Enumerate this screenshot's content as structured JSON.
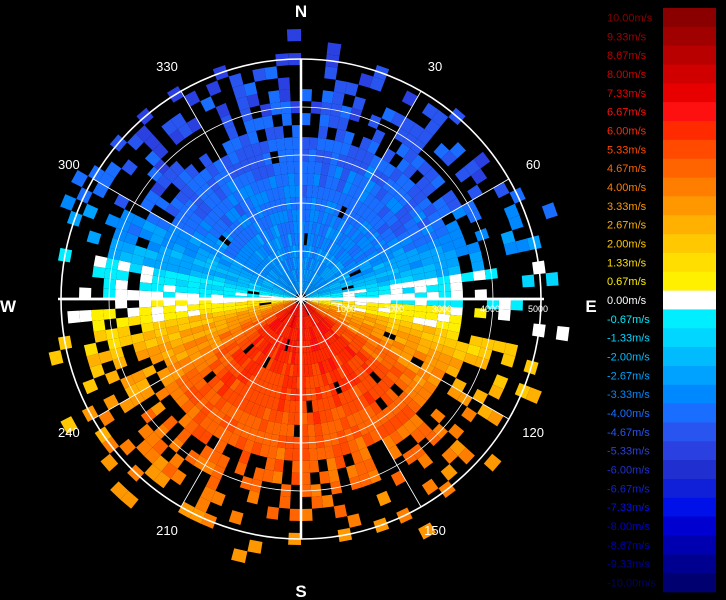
{
  "chart_data": {
    "type": "heatmap",
    "subtype": "polar-ppi",
    "compass": {
      "N": "N",
      "E": "E",
      "S": "S",
      "W": "W"
    },
    "azimuth_ticks": [
      "30",
      "60",
      "120",
      "150",
      "210",
      "240",
      "300",
      "330"
    ],
    "azimuth_tick_values": [
      30,
      60,
      120,
      150,
      210,
      240,
      300,
      330
    ],
    "range_ticks": [
      "1000",
      "2000",
      "3000",
      "4000",
      "5000"
    ],
    "range_tick_values": [
      1000,
      2000,
      3000,
      4000,
      5000
    ],
    "range_max": 5000,
    "grid": true,
    "scale": {
      "labels": [
        "10.00m/s",
        "9.33m/s",
        "8.67m/s",
        "8.00m/s",
        "7.33m/s",
        "6.67m/s",
        "6.00m/s",
        "5.33m/s",
        "4.67m/s",
        "4.00m/s",
        "3.33m/s",
        "2.67m/s",
        "2.00m/s",
        "1.33m/s",
        "0.67m/s",
        "0.00m/s",
        "-0.67m/s",
        "-1.33m/s",
        "-2.00m/s",
        "-2.67m/s",
        "-3.33m/s",
        "-4.00m/s",
        "-4.67m/s",
        "-5.33m/s",
        "-6.00m/s",
        "-6.67m/s",
        "-7.33m/s",
        "-8.00m/s",
        "-8.67m/s",
        "-9.33m/s",
        "-10.00m/s"
      ],
      "colors": [
        "#8a0000",
        "#a00000",
        "#b80000",
        "#d00000",
        "#e80000",
        "#ff1010",
        "#ff2a00",
        "#ff4a00",
        "#ff6400",
        "#ff7e00",
        "#ff9800",
        "#ffb000",
        "#ffc800",
        "#ffde00",
        "#fff000",
        "#ffffff",
        "#00eeff",
        "#00d6ff",
        "#00bcff",
        "#00a2ff",
        "#0088ff",
        "#1a6eff",
        "#2855f0",
        "#2a40e0",
        "#2030d0",
        "#1020d8",
        "#0010e8",
        "#0000d0",
        "#0000b0",
        "#000090",
        "#000070"
      ]
    },
    "velocity_pattern": {
      "description": "north half receding (negative velocities, blue); south half approaching (positive velocities, orange/red)",
      "north_peak": -5.33,
      "south_peak": 6.67
    }
  }
}
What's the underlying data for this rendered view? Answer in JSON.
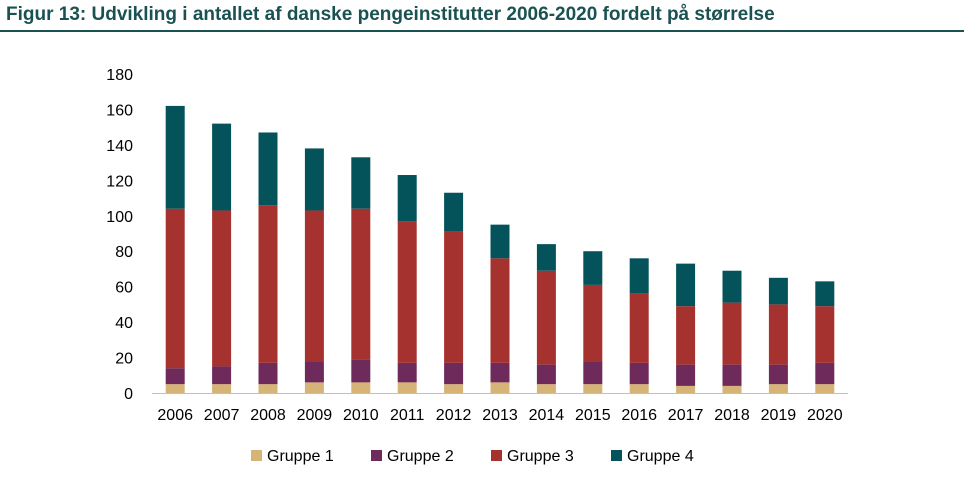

[Description of the task]
In the copy, include no pictures; restate the listing above exactly.

[Output of the exercise]
Enumerate this screenshot's content as structured JSON.
{
  "chart_data": {
    "type": "heatmap",
    "subtype": "polar-ppi",
    "compass": {
      "N": "N",
      "E": "E",
      "S": "S",
      "W": "W"
    },
    "azimuth_ticks": [
      "30",
      "60",
      "120",
      "150",
      "210",
      "240",
      "300",
      "330"
    ],
    "azimuth_tick_values": [
      30,
      60,
      120,
      150,
      210,
      240,
      300,
      330
    ],
    "range_ticks": [
      "1000",
      "2000",
      "3000",
      "4000",
      "5000"
    ],
    "range_tick_values": [
      1000,
      2000,
      3000,
      4000,
      5000
    ],
    "range_max": 5000,
    "grid": true,
    "scale": {
      "labels": [
        "10.00m/s",
        "9.33m/s",
        "8.67m/s",
        "8.00m/s",
        "7.33m/s",
        "6.67m/s",
        "6.00m/s",
        "5.33m/s",
        "4.67m/s",
        "4.00m/s",
        "3.33m/s",
        "2.67m/s",
        "2.00m/s",
        "1.33m/s",
        "0.67m/s",
        "0.00m/s",
        "-0.67m/s",
        "-1.33m/s",
        "-2.00m/s",
        "-2.67m/s",
        "-3.33m/s",
        "-4.00m/s",
        "-4.67m/s",
        "-5.33m/s",
        "-6.00m/s",
        "-6.67m/s",
        "-7.33m/s",
        "-8.00m/s",
        "-8.67m/s",
        "-9.33m/s",
        "-10.00m/s"
      ],
      "colors": [
        "#8a0000",
        "#a00000",
        "#b80000",
        "#d00000",
        "#e80000",
        "#ff1010",
        "#ff2a00",
        "#ff4a00",
        "#ff6400",
        "#ff7e00",
        "#ff9800",
        "#ffb000",
        "#ffc800",
        "#ffde00",
        "#fff000",
        "#ffffff",
        "#00eeff",
        "#00d6ff",
        "#00bcff",
        "#00a2ff",
        "#0088ff",
        "#1a6eff",
        "#2855f0",
        "#2a40e0",
        "#2030d0",
        "#1020d8",
        "#0010e8",
        "#0000d0",
        "#0000b0",
        "#000090",
        "#000070"
      ]
    },
    "velocity_pattern": {
      "description": "north half receding (negative velocities, blue); south half approaching (positive velocities, orange/red)",
      "north_peak": -5.33,
      "south_peak": 6.67
    }
  }
}
What's the underlying data for this rendered view? Answer in JSON.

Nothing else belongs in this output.